* [SHORT EXERCISE] From the line that includes "Give me a plain-text" to the last line of the records that follow, copy every line exactly and nothing more, omitting pictures.

* [EXTRACTED INFORMATION]
>> Begin

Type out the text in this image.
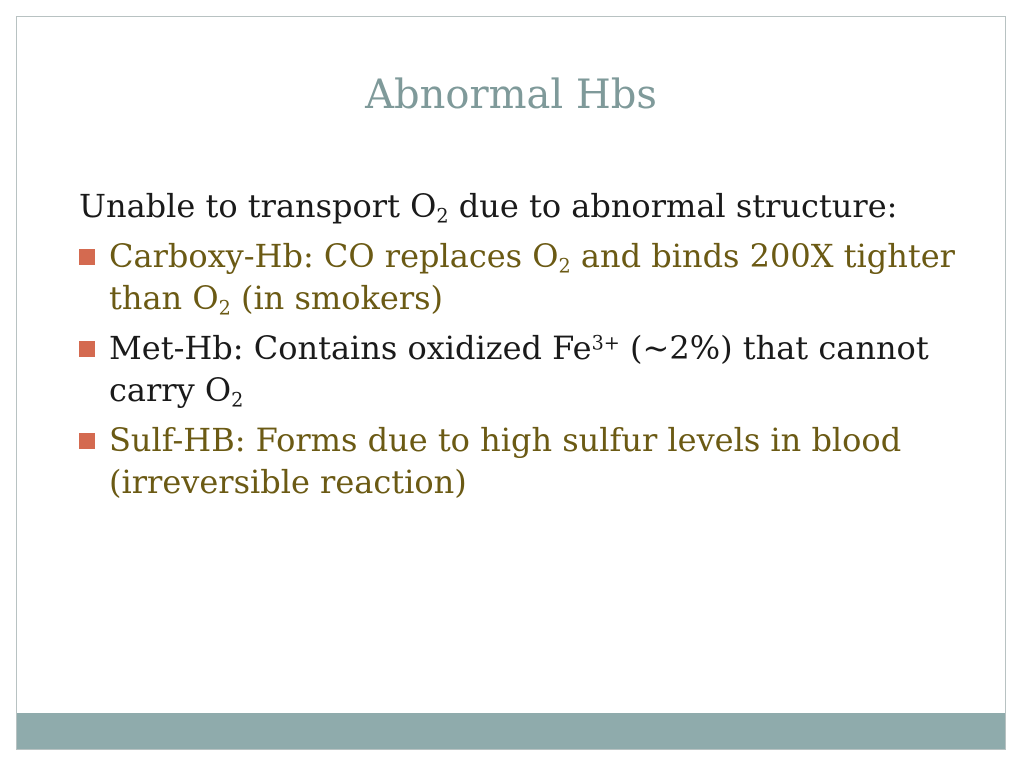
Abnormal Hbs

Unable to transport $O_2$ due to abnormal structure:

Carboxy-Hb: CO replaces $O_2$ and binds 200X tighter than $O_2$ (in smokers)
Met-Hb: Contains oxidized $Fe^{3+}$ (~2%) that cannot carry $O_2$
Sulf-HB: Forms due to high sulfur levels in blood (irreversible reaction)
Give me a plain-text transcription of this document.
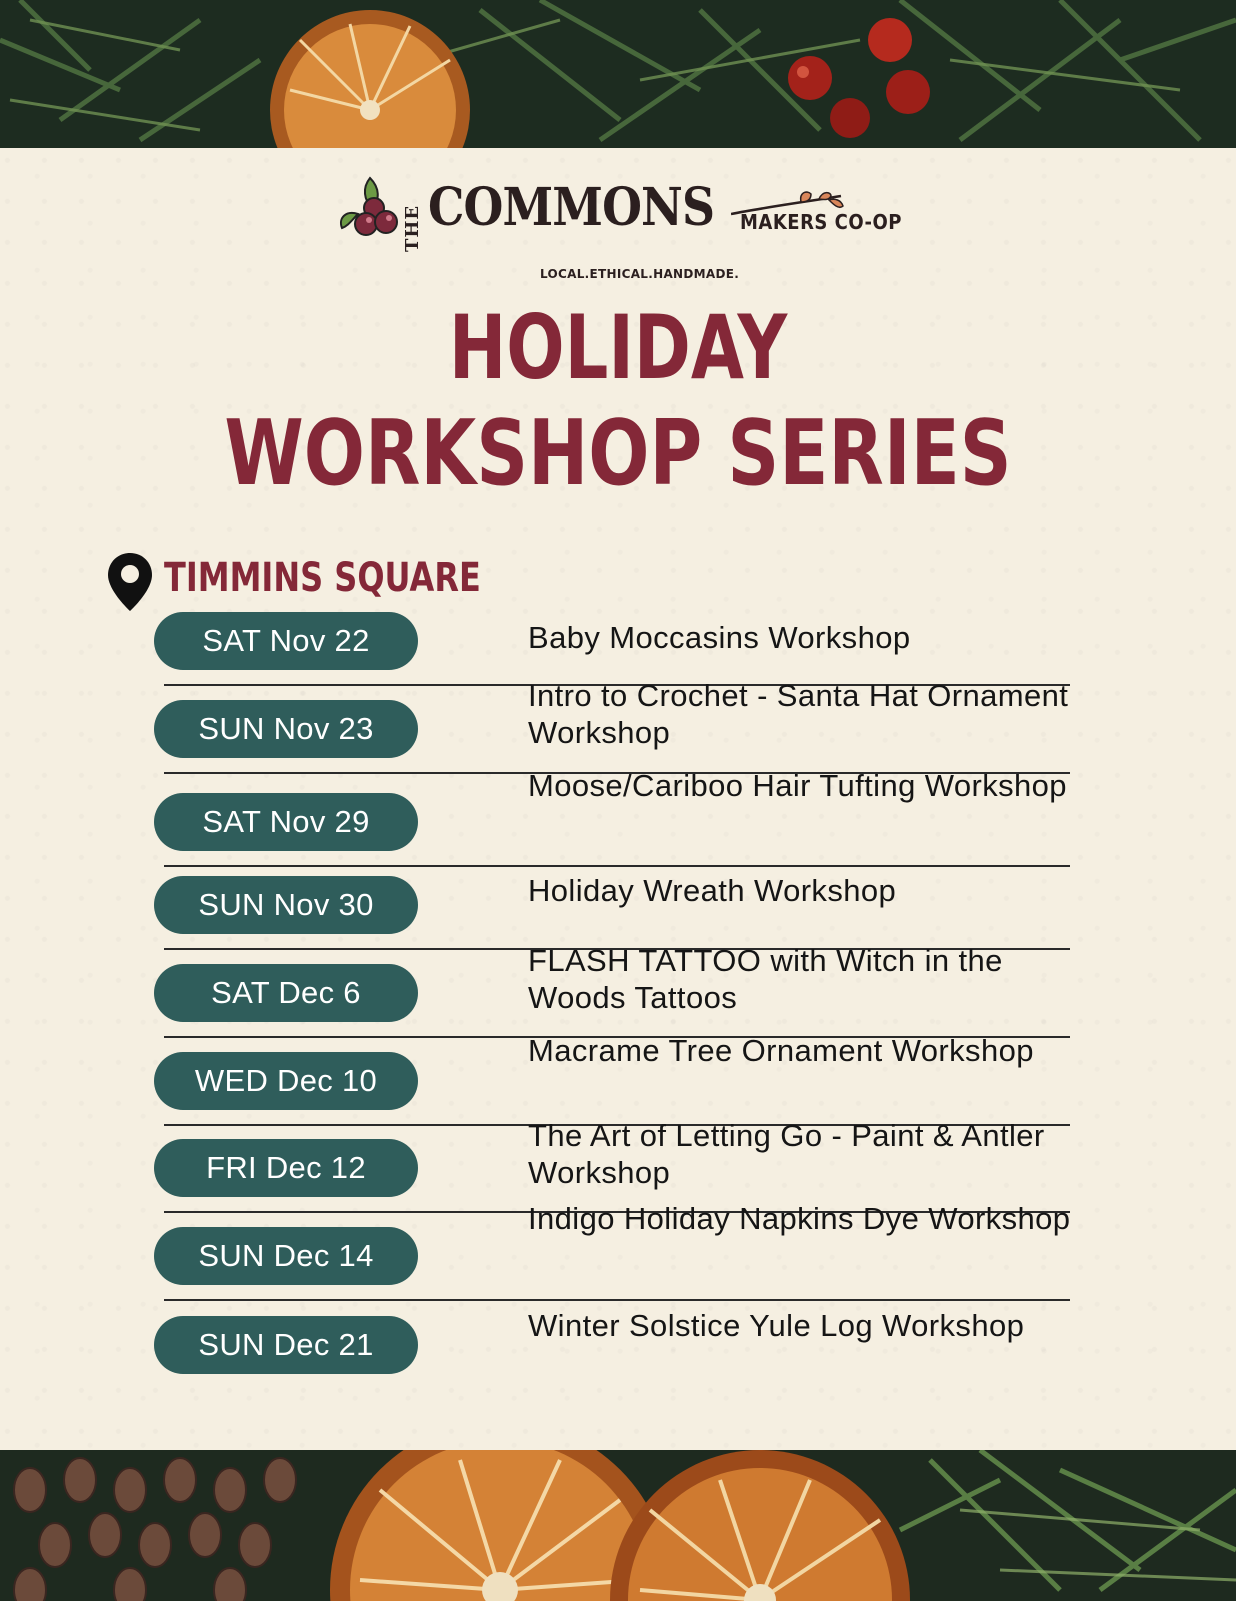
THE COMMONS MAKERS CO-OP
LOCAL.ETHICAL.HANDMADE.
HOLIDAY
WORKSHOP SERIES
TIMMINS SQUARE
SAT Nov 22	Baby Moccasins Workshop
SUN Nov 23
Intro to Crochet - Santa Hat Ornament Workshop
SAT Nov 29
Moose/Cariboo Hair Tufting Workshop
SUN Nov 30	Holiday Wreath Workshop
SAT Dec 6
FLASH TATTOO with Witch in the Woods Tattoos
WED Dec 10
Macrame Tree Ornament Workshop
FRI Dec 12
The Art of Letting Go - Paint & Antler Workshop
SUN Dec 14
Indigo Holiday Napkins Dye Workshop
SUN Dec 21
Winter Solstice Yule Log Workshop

>> End

* [ANSWER]
Give me a plain-text transcription of this document.
THE COMMONS MAKERS CO-OP
LOCAL.ETHICAL.HANDMADE.
HOLIDAY
WORKSHOP SERIES
TIMMINS SQUARE
SAT Nov 22	Baby Moccasins Workshop
SUN Nov 23
Intro to Crochet - Santa Hat Ornament Workshop
SAT Nov 29
Moose/Cariboo Hair Tufting Workshop
SUN Nov 30	Holiday Wreath Workshop
SAT Dec 6
FLASH TATTOO with Witch in the Woods Tattoos
WED Dec 10
Macrame Tree Ornament Workshop
FRI Dec 12
The Art of Letting Go - Paint & Antler Workshop
SUN Dec 14
Indigo Holiday Napkins Dye Workshop
SUN Dec 21
Winter Solstice Yule Log Workshop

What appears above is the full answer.